[Start of Task data]

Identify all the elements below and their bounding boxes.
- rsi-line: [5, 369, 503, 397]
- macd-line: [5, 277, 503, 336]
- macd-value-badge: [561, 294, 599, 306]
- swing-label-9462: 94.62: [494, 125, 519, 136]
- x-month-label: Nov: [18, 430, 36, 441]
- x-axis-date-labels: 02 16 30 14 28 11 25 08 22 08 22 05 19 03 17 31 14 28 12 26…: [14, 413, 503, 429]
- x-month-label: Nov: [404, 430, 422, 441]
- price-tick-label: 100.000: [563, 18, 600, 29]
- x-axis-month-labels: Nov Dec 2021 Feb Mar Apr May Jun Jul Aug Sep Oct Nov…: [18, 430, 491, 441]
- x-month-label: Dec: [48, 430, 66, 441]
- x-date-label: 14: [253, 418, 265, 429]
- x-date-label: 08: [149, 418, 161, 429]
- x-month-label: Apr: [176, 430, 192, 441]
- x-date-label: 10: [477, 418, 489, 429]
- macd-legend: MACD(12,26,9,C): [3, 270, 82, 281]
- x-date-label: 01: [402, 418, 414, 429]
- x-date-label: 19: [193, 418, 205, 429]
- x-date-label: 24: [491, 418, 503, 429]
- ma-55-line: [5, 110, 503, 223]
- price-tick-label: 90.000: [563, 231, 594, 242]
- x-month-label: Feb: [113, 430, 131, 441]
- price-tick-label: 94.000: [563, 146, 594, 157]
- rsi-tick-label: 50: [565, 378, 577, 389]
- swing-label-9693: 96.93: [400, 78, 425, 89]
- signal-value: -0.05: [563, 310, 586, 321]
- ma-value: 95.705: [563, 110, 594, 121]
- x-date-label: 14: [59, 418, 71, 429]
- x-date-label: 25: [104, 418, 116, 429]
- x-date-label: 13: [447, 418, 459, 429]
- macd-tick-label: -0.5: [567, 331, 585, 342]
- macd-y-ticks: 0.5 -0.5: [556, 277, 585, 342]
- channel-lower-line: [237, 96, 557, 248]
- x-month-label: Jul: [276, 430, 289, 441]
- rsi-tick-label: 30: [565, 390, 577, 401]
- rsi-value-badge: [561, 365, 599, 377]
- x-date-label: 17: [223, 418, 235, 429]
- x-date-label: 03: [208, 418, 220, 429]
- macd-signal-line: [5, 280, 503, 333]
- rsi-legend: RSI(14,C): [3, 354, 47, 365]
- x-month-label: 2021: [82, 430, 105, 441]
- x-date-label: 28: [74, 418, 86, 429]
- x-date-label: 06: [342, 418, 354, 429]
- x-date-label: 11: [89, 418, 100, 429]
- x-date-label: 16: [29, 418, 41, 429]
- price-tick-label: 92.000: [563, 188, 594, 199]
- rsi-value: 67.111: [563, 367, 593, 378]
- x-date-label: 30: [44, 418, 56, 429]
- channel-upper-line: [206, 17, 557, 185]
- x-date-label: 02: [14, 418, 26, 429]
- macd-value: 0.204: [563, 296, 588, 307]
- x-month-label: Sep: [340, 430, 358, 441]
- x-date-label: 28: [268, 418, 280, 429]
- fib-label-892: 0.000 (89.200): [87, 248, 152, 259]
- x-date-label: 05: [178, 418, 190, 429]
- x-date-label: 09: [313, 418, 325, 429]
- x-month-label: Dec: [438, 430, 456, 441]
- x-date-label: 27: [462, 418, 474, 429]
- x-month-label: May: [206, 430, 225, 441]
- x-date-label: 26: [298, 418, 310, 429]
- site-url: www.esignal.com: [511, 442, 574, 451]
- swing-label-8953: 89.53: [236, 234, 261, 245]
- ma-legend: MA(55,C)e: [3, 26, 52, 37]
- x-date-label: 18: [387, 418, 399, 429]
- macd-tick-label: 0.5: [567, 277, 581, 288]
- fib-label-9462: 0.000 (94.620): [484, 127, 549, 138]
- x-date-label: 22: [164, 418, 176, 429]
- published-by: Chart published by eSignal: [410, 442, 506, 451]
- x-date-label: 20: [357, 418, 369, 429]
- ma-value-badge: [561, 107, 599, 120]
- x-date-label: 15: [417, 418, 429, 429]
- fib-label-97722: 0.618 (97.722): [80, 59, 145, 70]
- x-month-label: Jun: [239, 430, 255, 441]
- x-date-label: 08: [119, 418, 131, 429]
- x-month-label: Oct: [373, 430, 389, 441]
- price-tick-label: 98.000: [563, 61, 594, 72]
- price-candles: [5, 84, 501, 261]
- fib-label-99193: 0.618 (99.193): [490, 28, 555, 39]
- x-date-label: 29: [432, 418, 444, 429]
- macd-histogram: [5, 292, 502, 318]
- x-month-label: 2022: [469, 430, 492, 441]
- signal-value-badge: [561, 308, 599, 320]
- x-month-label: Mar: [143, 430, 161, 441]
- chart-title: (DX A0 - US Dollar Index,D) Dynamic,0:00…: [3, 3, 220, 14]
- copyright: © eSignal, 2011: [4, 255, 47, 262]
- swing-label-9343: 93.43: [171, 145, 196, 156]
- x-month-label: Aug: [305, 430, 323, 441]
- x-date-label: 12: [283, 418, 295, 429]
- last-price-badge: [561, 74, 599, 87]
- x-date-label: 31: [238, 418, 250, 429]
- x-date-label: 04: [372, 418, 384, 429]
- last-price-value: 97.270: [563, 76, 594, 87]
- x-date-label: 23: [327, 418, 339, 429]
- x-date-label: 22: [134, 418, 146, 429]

[End of Task data]

Objective: Copy out every line of the material above word for word.

Result:
Identify all the elements below and their bounding boxes.
- rsi-line: [5, 369, 503, 397]
- macd-line: [5, 277, 503, 336]
- macd-value-badge: [561, 294, 599, 306]
- swing-label-9462: 94.62: [494, 125, 519, 136]
- x-month-label: Nov: [18, 430, 36, 441]
- x-axis-date-labels: 02 16 30 14 28 11 25 08 22 08 22 05 19 03 17 31 14 28 12 26…: [14, 413, 503, 429]
- x-month-label: Nov: [404, 430, 422, 441]
- price-tick-label: 100.000: [563, 18, 600, 29]
- x-axis-month-labels: Nov Dec 2021 Feb Mar Apr May Jun Jul Aug Sep Oct Nov…: [18, 430, 491, 441]
- x-month-label: Dec: [48, 430, 66, 441]
- x-date-label: 14: [253, 418, 265, 429]
- x-date-label: 08: [149, 418, 161, 429]
- x-month-label: Apr: [176, 430, 192, 441]
- x-date-label: 10: [477, 418, 489, 429]
- macd-legend: MACD(12,26,9,C): [3, 270, 82, 281]
- x-date-label: 01: [402, 418, 414, 429]
- x-date-label: 19: [193, 418, 205, 429]
- x-date-label: 24: [491, 418, 503, 429]
- ma-55-line: [5, 110, 503, 223]
- price-tick-label: 90.000: [563, 231, 594, 242]
- x-month-label: Feb: [113, 430, 131, 441]
- price-tick-label: 94.000: [563, 146, 594, 157]
- rsi-tick-label: 50: [565, 378, 577, 389]
- swing-label-9693: 96.93: [400, 78, 425, 89]
- signal-value: -0.05: [563, 310, 586, 321]
- ma-value: 95.705: [563, 110, 594, 121]
- x-date-label: 14: [59, 418, 71, 429]
- x-date-label: 25: [104, 418, 116, 429]
- x-date-label: 13: [447, 418, 459, 429]
- macd-tick-label: -0.5: [567, 331, 585, 342]
- macd-y-ticks: 0.5 -0.5: [556, 277, 585, 342]
- channel-lower-line: [237, 96, 557, 248]
- x-month-label: Jul: [276, 430, 289, 441]
- rsi-tick-label: 30: [565, 390, 577, 401]
- rsi-value-badge: [561, 365, 599, 377]
- x-date-label: 17: [223, 418, 235, 429]
- x-date-label: 03: [208, 418, 220, 429]
- macd-signal-line: [5, 280, 503, 333]
- rsi-legend: RSI(14,C): [3, 354, 47, 365]
- x-month-label: 2021: [82, 430, 105, 441]
- x-date-label: 28: [74, 418, 86, 429]
- x-date-label: 06: [342, 418, 354, 429]
- x-date-label: 11: [89, 418, 100, 429]
- x-date-label: 16: [29, 418, 41, 429]
- price-tick-label: 92.000: [563, 188, 594, 199]
- rsi-value: 67.111: [563, 367, 593, 378]
- x-date-label: 30: [44, 418, 56, 429]
- channel-upper-line: [206, 17, 557, 185]
- x-date-label: 02: [14, 418, 26, 429]
- macd-value: 0.204: [563, 296, 588, 307]
- x-month-label: Sep: [340, 430, 358, 441]
- x-date-label: 28: [268, 418, 280, 429]
- fib-label-892: 0.000 (89.200): [87, 248, 152, 259]
- x-date-label: 05: [178, 418, 190, 429]
- x-date-label: 09: [313, 418, 325, 429]
- x-month-label: Dec: [438, 430, 456, 441]
- x-date-label: 27: [462, 418, 474, 429]
- x-month-label: May: [206, 430, 225, 441]
- x-date-label: 26: [298, 418, 310, 429]
- site-url: www.esignal.com: [511, 442, 574, 451]
- swing-label-8953: 89.53: [236, 234, 261, 245]
- ma-legend: MA(55,C)e: [3, 26, 52, 37]
- x-date-label: 18: [387, 418, 399, 429]
- macd-tick-label: 0.5: [567, 277, 581, 288]
- fib-label-9462: 0.000 (94.620): [484, 127, 549, 138]
- x-date-label: 22: [164, 418, 176, 429]
- published-by: Chart published by eSignal: [410, 442, 506, 451]
- x-date-label: 20: [357, 418, 369, 429]
- ma-value-badge: [561, 107, 599, 120]
- x-date-label: 15: [417, 418, 429, 429]
- fib-label-97722: 0.618 (97.722): [80, 59, 145, 70]
- x-month-label: Jun: [239, 430, 255, 441]
- x-date-label: 08: [119, 418, 131, 429]
- x-month-label: Oct: [373, 430, 389, 441]
- price-tick-label: 98.000: [563, 61, 594, 72]
- price-candles: [5, 84, 501, 261]
- fib-label-99193: 0.618 (99.193): [490, 28, 555, 39]
- x-date-label: 29: [432, 418, 444, 429]
- macd-histogram: [5, 292, 502, 318]
- x-month-label: 2022: [469, 430, 492, 441]
- signal-value-badge: [561, 308, 599, 320]
- x-month-label: Mar: [143, 430, 161, 441]
- chart-title: (DX A0 - US Dollar Index,D) Dynamic,0:00…: [3, 3, 220, 14]
- copyright: © eSignal, 2011: [4, 255, 47, 262]
- swing-label-9343: 93.43: [171, 145, 196, 156]
- x-month-label: Aug: [305, 430, 323, 441]
- x-date-label: 12: [283, 418, 295, 429]
- last-price-badge: [561, 74, 599, 87]
- x-date-label: 31: [238, 418, 250, 429]
- x-date-label: 04: [372, 418, 384, 429]
- last-price-value: 97.270: [563, 76, 594, 87]
- x-date-label: 23: [327, 418, 339, 429]
- x-date-label: 22: [134, 418, 146, 429]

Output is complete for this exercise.